Look through the records below, count the lines with the word "close", and reply with only the number.

____ Excerpted records

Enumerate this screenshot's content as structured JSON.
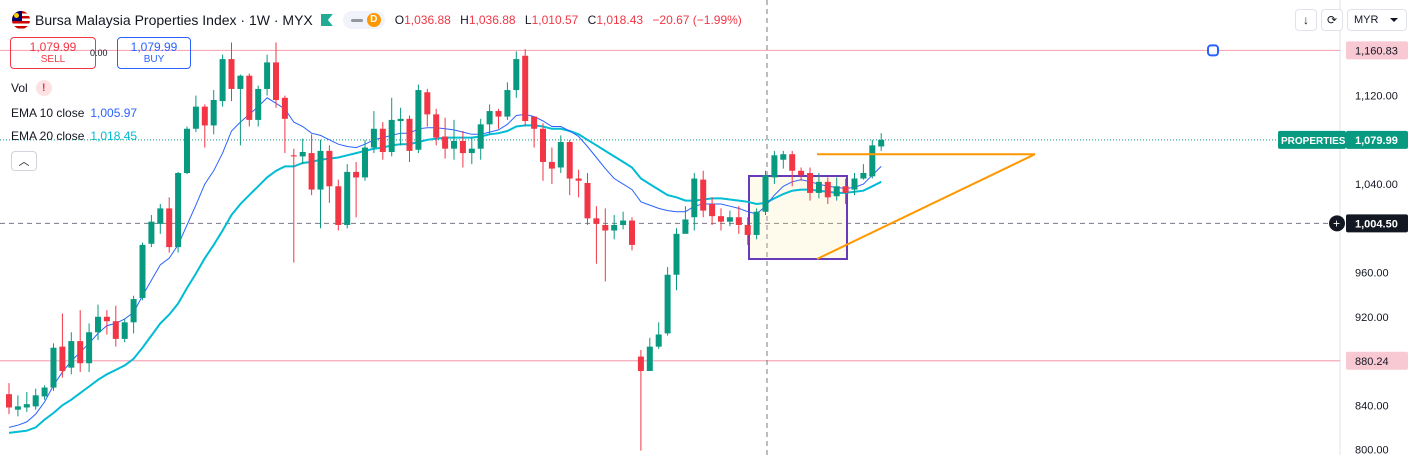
{
  "header": {
    "title": "Bursa Malaysia Properties Index · 1W · MYX",
    "ohlc": [
      {
        "k": "O",
        "v": "1,036.88"
      },
      {
        "k": "H",
        "v": "1,036.88"
      },
      {
        "k": "L",
        "v": "1,010.57"
      },
      {
        "k": "C",
        "v": "1,018.43"
      },
      {
        "k": "",
        "v": "−20.67 (−1.99%)"
      }
    ],
    "pill_letter": "D"
  },
  "trade": {
    "sell_price": "1,079.99",
    "sell_label": "SELL",
    "spread": "0.00",
    "buy_price": "1,079.99",
    "buy_label": "BUY"
  },
  "legend": {
    "vol": "Vol",
    "ema10_label": "EMA 10 close",
    "ema10_value": "1,005.97",
    "ema20_label": "EMA 20 close",
    "ema20_value": "1,018.45"
  },
  "toolbar": {
    "currency": "MYR"
  },
  "colors": {
    "up": "#089981",
    "down": "#f23645",
    "ema10": "#2962ff",
    "ema20": "#00bcd4",
    "pattern": "#ff9800",
    "box": "#673ab7",
    "level": "#f7a9b7"
  },
  "chart_data": {
    "type": "candlestick",
    "y_axis": {
      "range": [
        797,
        1180
      ],
      "ticks": [
        "1,120.00",
        "1,080.00",
        "1,040.00",
        "960.00",
        "920.00",
        "880.00",
        "840.00",
        "800.00"
      ]
    },
    "price_labels": {
      "upper_level": "1,160.83",
      "lower_level": "880.24",
      "symbol": "PROPERTIES",
      "last": "1,079.99",
      "crosshair": "1,004.50"
    },
    "levels": [
      1160.83,
      880.24
    ],
    "last_price": 1079.99,
    "crosshair_price": 1004.5,
    "candles": [
      [
        850,
        838,
        860,
        832
      ],
      [
        836,
        839,
        849,
        830
      ],
      [
        838,
        841,
        852,
        834
      ],
      [
        839,
        849,
        855,
        836
      ],
      [
        848,
        856,
        858,
        845
      ],
      [
        856,
        892,
        896,
        853
      ],
      [
        893,
        871,
        923,
        865
      ],
      [
        874,
        898,
        906,
        868
      ],
      [
        898,
        878,
        926,
        870
      ],
      [
        878,
        906,
        914,
        870
      ],
      [
        906,
        920,
        931,
        899
      ],
      [
        920,
        916,
        926,
        904
      ],
      [
        916,
        900,
        930,
        893
      ],
      [
        900,
        915,
        918,
        897
      ],
      [
        915,
        936,
        939,
        905
      ],
      [
        937,
        985,
        987,
        935
      ],
      [
        986,
        1006,
        1012,
        983
      ],
      [
        1004,
        1018,
        1022,
        995
      ],
      [
        1018,
        983,
        1028,
        978
      ],
      [
        983,
        1050,
        1051,
        978
      ],
      [
        1050,
        1090,
        1092,
        1049
      ],
      [
        1090,
        1110,
        1120,
        1087
      ],
      [
        1110,
        1093,
        1112,
        1073
      ],
      [
        1093,
        1116,
        1125,
        1085
      ],
      [
        1115,
        1153,
        1157,
        1110
      ],
      [
        1153,
        1126,
        1168,
        1115
      ],
      [
        1126,
        1138,
        1139,
        1075
      ],
      [
        1138,
        1098,
        1140,
        1092
      ],
      [
        1098,
        1126,
        1129,
        1092
      ],
      [
        1126,
        1150,
        1157,
        1120
      ],
      [
        1150,
        1116,
        1168,
        1109
      ],
      [
        1118,
        1099,
        1120,
        1068
      ],
      [
        1066,
        1065,
        1072,
        969
      ],
      [
        1065,
        1069,
        1081,
        1058
      ],
      [
        1068,
        1035,
        1085,
        1030
      ],
      [
        1035,
        1070,
        1080,
        1000
      ],
      [
        1070,
        1038,
        1075,
        1023
      ],
      [
        1038,
        1003,
        1044,
        998
      ],
      [
        1003,
        1051,
        1058,
        1000
      ],
      [
        1051,
        1046,
        1060,
        1010
      ],
      [
        1046,
        1073,
        1080,
        1043
      ],
      [
        1073,
        1090,
        1106,
        1068
      ],
      [
        1090,
        1069,
        1096,
        1062
      ],
      [
        1069,
        1098,
        1118,
        1065
      ],
      [
        1097,
        1099,
        1109,
        1075
      ],
      [
        1099,
        1070,
        1102,
        1060
      ],
      [
        1071,
        1125,
        1130,
        1068
      ],
      [
        1123,
        1103,
        1126,
        1092
      ],
      [
        1103,
        1082,
        1108,
        1075
      ],
      [
        1083,
        1072,
        1100,
        1063
      ],
      [
        1072,
        1079,
        1098,
        1062
      ],
      [
        1079,
        1068,
        1088,
        1055
      ],
      [
        1068,
        1072,
        1082,
        1058
      ],
      [
        1072,
        1094,
        1099,
        1062
      ],
      [
        1094,
        1106,
        1112,
        1085
      ],
      [
        1106,
        1101,
        1108,
        1090
      ],
      [
        1101,
        1125,
        1132,
        1098
      ],
      [
        1125,
        1153,
        1160,
        1118
      ],
      [
        1156,
        1097,
        1162,
        1092
      ],
      [
        1101,
        1090,
        1101,
        1073
      ],
      [
        1090,
        1060,
        1095,
        1043
      ],
      [
        1060,
        1054,
        1073,
        1040
      ],
      [
        1055,
        1078,
        1084,
        1050
      ],
      [
        1078,
        1045,
        1080,
        1030
      ],
      [
        1045,
        1043,
        1053,
        1028
      ],
      [
        1041,
        1009,
        1050,
        1003
      ],
      [
        1009,
        1004,
        1020,
        968
      ],
      [
        1003,
        998,
        1018,
        952
      ],
      [
        998,
        1003,
        1012,
        990
      ],
      [
        1003,
        1007,
        1015,
        999
      ],
      [
        1007,
        985,
        1010,
        980
      ],
      [
        884,
        871,
        890,
        799
      ],
      [
        871,
        893,
        901,
        871
      ],
      [
        893,
        904,
        915,
        891
      ],
      [
        905,
        958,
        965,
        903
      ],
      [
        958,
        995,
        1000,
        944
      ],
      [
        995,
        1008,
        1020,
        997
      ],
      [
        1010,
        1045,
        1050,
        998
      ],
      [
        1044,
        1016,
        1052,
        1010
      ],
      [
        1022,
        1011,
        1028,
        1003
      ],
      [
        1011,
        1006,
        1018,
        998
      ],
      [
        1006,
        1010,
        1016,
        1002
      ],
      [
        1010,
        1003,
        1020,
        995
      ],
      [
        1003,
        994,
        1010,
        985
      ],
      [
        994,
        1015,
        1018,
        990
      ],
      [
        1015,
        1048,
        1052,
        1012
      ],
      [
        1046,
        1066,
        1070,
        1040
      ],
      [
        1062,
        1067,
        1070,
        1054
      ],
      [
        1067,
        1052,
        1070,
        1038
      ],
      [
        1052,
        1048,
        1055,
        1043
      ],
      [
        1050,
        1032,
        1055,
        1025
      ],
      [
        1032,
        1042,
        1050,
        1027
      ],
      [
        1042,
        1028,
        1046,
        1022
      ],
      [
        1029,
        1038,
        1046,
        1025
      ],
      [
        1038,
        1032,
        1045,
        1022
      ],
      [
        1035,
        1045,
        1050,
        1030
      ],
      [
        1045,
        1050,
        1058,
        1044
      ],
      [
        1047,
        1075,
        1080,
        1045
      ],
      [
        1074,
        1079.99,
        1086,
        1070
      ]
    ],
    "ema10": [
      820,
      822,
      825,
      832,
      843,
      858,
      870,
      880,
      888,
      896,
      905,
      912,
      914,
      918,
      924,
      939,
      953,
      967,
      973,
      985,
      1003,
      1021,
      1040,
      1052,
      1068,
      1088,
      1096,
      1103,
      1110,
      1118,
      1113,
      1108,
      1096,
      1092,
      1086,
      1084,
      1080,
      1076,
      1074,
      1073,
      1076,
      1080,
      1082,
      1084,
      1086,
      1086,
      1090,
      1091,
      1091,
      1090,
      1089,
      1087,
      1085,
      1085,
      1087,
      1089,
      1094,
      1102,
      1103,
      1101,
      1097,
      1092,
      1092,
      1088,
      1083,
      1074,
      1064,
      1054,
      1045,
      1040,
      1035,
      1024,
      1021,
      1018,
      1016,
      1015,
      1015,
      1020,
      1022,
      1022,
      1022,
      1020,
      1018,
      1015,
      1013,
      1020,
      1030,
      1038,
      1042,
      1044,
      1042,
      1040,
      1038,
      1037,
      1036,
      1037,
      1040,
      1048,
      1056
    ],
    "ema20": [
      815,
      816,
      817,
      820,
      827,
      833,
      840,
      845,
      851,
      857,
      863,
      868,
      872,
      876,
      882,
      892,
      903,
      914,
      922,
      932,
      946,
      959,
      973,
      985,
      998,
      1012,
      1022,
      1030,
      1038,
      1046,
      1052,
      1056,
      1056,
      1059,
      1060,
      1062,
      1063,
      1064,
      1066,
      1068,
      1070,
      1072,
      1073,
      1075,
      1076,
      1076,
      1078,
      1080,
      1081,
      1082,
      1082,
      1082,
      1082,
      1083,
      1085,
      1086,
      1088,
      1092,
      1093,
      1093,
      1092,
      1090,
      1090,
      1088,
      1085,
      1080,
      1075,
      1070,
      1065,
      1060,
      1055,
      1045,
      1040,
      1035,
      1030,
      1028,
      1025,
      1025,
      1026,
      1027,
      1027,
      1026,
      1025,
      1024,
      1022,
      1023,
      1027,
      1031,
      1034,
      1035,
      1035,
      1034,
      1033,
      1032,
      1032,
      1033,
      1034,
      1038,
      1042
    ]
  }
}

________

> **Answer to this task**
2